==== Source data

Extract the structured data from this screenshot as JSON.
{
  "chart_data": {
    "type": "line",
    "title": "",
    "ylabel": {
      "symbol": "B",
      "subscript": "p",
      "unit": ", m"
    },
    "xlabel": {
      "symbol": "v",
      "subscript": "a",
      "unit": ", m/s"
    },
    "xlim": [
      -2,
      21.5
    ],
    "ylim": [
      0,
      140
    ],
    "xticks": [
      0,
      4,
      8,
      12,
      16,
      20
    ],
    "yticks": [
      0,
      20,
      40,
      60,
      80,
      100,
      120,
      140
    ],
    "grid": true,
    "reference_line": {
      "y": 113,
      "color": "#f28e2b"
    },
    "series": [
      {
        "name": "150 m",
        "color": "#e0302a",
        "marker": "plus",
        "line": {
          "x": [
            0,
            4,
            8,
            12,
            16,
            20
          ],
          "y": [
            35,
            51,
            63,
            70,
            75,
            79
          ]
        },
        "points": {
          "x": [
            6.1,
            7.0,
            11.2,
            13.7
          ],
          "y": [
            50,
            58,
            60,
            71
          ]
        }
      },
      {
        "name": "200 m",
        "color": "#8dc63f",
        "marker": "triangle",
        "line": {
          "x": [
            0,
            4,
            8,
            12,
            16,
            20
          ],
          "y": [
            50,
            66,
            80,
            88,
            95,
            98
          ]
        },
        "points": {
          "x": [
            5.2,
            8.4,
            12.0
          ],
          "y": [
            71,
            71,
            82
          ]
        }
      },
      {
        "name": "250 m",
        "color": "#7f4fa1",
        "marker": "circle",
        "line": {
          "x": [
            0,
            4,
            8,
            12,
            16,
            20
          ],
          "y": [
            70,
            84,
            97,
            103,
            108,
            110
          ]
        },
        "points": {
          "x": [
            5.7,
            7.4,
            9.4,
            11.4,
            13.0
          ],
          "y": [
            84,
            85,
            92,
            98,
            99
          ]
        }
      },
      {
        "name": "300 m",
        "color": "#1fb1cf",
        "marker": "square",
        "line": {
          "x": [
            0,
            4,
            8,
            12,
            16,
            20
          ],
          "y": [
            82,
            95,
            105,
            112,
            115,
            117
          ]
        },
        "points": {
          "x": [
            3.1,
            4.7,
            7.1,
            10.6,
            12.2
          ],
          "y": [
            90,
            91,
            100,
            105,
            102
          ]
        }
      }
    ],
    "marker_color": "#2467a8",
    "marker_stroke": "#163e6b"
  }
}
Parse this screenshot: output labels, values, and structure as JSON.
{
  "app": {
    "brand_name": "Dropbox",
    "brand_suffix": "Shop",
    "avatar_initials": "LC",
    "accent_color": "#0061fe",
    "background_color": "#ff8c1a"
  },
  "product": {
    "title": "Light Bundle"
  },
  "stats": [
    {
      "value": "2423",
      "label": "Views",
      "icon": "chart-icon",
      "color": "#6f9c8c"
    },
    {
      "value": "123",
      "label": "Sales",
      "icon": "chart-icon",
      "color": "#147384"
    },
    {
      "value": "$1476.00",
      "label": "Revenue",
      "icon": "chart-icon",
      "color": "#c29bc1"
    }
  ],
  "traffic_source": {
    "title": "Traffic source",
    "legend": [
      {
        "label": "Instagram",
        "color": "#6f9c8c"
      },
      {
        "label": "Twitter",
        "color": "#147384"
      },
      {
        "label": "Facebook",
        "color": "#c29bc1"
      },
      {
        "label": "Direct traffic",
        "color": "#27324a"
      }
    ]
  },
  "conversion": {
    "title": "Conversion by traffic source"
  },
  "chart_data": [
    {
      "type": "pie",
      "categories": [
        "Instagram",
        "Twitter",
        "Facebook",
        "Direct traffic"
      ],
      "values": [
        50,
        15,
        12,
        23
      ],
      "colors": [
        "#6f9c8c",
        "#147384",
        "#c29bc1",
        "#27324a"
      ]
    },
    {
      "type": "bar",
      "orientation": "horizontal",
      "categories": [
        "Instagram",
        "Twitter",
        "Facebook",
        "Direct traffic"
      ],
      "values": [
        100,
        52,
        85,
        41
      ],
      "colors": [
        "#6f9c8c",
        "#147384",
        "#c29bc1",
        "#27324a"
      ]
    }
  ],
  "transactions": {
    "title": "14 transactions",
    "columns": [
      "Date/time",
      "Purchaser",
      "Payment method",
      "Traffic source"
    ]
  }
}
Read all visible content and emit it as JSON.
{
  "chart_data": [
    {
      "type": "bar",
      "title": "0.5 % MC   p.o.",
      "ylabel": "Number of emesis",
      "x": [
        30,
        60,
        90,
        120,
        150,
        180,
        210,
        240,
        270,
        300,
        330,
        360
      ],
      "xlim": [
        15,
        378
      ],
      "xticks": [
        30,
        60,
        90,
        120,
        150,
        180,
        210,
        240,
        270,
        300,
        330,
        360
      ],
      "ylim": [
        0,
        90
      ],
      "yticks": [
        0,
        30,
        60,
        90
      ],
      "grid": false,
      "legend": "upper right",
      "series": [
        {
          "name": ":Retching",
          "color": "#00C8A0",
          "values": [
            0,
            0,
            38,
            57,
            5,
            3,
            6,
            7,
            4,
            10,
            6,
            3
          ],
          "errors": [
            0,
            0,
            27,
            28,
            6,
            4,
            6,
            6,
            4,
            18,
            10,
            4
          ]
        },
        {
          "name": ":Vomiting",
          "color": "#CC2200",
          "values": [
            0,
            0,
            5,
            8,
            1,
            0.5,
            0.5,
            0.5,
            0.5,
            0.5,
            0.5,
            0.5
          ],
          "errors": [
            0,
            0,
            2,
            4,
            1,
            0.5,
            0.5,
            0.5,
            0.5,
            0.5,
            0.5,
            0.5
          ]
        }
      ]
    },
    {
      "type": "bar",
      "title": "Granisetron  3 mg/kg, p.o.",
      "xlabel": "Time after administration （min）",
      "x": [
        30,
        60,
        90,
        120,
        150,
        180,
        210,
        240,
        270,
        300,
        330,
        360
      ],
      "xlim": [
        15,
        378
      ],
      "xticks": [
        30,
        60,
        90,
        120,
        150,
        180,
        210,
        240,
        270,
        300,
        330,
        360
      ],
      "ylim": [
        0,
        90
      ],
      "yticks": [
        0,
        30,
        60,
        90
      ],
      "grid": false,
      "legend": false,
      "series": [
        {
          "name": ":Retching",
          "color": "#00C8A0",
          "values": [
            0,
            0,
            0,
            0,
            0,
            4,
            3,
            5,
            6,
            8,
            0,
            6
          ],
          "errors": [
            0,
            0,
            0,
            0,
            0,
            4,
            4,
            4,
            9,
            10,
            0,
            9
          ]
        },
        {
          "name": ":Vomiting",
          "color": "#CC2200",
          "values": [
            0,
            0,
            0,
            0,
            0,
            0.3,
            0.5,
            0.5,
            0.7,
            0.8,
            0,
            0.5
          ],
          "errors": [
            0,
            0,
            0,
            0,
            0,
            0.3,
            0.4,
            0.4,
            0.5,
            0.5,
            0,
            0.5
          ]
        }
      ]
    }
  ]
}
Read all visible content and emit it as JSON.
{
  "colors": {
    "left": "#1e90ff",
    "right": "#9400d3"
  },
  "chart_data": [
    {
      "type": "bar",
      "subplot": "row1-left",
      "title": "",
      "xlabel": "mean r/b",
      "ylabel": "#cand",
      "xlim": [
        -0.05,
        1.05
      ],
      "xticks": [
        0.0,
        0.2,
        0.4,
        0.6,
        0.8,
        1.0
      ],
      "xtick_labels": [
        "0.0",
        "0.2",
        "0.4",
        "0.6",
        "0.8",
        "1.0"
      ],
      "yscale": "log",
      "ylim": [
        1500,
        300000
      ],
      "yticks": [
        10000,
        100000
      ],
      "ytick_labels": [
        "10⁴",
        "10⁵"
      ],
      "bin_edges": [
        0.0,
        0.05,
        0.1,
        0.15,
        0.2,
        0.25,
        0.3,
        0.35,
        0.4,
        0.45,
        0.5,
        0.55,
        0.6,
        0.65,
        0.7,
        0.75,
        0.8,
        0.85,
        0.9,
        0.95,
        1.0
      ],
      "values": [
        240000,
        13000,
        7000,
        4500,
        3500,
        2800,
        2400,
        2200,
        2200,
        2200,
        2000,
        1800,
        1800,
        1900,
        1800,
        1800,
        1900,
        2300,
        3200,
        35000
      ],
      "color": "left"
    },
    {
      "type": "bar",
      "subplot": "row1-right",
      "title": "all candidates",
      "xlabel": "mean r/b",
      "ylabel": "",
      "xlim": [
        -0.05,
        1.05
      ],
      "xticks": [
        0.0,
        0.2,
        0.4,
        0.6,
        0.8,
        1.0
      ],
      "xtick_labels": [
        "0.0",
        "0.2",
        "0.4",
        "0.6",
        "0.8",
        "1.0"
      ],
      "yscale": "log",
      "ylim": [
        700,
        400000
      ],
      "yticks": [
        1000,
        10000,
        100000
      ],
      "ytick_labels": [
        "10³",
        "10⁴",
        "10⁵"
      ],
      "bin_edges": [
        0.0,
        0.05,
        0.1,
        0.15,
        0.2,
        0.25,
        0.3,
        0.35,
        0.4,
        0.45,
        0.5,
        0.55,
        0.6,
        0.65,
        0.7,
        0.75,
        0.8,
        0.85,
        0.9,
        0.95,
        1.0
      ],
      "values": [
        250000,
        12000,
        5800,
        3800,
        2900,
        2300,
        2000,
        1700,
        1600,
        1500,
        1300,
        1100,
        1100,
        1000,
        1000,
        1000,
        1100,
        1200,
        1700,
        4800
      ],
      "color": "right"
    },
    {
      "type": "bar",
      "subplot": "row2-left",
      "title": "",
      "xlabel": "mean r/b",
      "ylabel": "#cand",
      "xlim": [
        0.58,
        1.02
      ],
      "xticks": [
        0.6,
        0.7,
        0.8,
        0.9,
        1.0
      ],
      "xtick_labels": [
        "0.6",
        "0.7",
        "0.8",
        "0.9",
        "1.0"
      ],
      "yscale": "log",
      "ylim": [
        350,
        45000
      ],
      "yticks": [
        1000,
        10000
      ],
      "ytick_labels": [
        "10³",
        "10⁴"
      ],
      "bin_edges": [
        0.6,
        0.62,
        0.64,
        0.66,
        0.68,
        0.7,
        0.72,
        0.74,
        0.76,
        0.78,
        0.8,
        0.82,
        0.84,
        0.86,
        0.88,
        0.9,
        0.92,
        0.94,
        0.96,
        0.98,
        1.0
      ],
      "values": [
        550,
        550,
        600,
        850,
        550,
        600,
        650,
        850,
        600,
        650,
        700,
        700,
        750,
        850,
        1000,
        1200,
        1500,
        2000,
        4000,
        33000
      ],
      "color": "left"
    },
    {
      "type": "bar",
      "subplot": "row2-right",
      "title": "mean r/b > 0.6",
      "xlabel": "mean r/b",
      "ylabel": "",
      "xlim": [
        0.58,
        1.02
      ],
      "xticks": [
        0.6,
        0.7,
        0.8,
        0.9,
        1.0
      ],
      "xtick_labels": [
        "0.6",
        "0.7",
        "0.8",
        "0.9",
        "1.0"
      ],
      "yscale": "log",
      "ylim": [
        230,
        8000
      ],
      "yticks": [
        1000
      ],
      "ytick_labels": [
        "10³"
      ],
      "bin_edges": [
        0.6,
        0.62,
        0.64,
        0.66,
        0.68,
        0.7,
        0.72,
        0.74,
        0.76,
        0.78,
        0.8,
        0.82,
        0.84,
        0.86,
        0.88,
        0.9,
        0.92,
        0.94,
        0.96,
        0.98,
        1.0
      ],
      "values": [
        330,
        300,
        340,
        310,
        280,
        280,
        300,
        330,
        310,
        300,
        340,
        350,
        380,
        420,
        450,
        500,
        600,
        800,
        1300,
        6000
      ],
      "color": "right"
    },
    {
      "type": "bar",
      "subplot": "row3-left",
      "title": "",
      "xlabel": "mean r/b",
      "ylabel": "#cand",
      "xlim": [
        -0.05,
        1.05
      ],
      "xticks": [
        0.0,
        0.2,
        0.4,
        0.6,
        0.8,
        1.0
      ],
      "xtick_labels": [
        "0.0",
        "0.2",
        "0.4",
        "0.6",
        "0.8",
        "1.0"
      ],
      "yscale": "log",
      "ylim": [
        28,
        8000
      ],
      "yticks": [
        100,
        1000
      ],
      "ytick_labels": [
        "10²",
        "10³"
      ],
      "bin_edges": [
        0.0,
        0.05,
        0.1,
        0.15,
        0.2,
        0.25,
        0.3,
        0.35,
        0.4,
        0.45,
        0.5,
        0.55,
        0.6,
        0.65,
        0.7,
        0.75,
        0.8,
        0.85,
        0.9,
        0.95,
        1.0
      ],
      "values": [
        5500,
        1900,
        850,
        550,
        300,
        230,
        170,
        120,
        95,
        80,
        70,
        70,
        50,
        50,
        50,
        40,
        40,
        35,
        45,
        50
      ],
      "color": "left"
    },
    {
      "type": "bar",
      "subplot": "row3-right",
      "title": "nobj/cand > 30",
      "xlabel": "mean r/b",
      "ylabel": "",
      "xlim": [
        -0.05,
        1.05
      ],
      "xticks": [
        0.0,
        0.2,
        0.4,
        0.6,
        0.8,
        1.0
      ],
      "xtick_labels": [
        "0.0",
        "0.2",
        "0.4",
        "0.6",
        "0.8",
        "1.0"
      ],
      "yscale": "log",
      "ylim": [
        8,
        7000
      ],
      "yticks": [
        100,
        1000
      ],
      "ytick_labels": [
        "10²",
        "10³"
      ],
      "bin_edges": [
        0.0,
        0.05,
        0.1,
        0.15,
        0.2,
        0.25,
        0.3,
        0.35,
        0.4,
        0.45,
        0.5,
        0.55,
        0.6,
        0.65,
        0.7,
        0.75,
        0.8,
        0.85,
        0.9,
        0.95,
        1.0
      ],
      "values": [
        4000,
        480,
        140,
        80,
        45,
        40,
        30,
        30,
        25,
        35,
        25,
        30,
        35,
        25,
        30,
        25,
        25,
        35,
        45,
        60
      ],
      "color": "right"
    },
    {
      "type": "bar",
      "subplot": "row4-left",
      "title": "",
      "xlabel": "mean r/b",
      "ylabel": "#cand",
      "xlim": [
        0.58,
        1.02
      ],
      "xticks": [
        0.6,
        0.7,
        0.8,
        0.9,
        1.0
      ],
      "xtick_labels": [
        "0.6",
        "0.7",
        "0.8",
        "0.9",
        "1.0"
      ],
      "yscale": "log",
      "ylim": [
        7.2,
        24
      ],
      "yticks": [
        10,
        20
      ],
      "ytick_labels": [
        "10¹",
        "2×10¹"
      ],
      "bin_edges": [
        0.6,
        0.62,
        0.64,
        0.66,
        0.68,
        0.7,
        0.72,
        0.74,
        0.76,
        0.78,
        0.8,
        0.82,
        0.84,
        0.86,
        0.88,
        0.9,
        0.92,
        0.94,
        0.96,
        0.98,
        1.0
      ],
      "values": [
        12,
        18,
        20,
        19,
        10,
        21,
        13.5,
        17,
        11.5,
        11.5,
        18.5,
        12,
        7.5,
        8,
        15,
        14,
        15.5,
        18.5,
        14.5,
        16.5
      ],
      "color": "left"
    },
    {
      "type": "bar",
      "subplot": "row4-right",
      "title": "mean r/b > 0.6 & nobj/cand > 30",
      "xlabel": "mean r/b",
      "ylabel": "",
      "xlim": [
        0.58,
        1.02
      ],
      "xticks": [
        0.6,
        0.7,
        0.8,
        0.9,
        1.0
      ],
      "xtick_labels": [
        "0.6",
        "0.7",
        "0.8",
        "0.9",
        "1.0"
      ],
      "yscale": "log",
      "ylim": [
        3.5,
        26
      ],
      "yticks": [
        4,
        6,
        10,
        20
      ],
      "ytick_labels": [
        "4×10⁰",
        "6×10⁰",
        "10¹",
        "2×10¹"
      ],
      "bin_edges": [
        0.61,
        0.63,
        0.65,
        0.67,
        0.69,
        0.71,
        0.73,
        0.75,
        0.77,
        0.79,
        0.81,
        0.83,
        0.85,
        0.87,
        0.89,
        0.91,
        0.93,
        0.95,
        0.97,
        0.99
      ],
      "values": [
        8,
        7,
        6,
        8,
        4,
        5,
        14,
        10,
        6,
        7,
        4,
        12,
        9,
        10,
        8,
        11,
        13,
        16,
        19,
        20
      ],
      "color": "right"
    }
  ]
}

========

### Task details
Which lines above hold the word "legend"? Copy each of them.

### Complete response
    "legend": [
      "legend": "upper right",
      "legend": false,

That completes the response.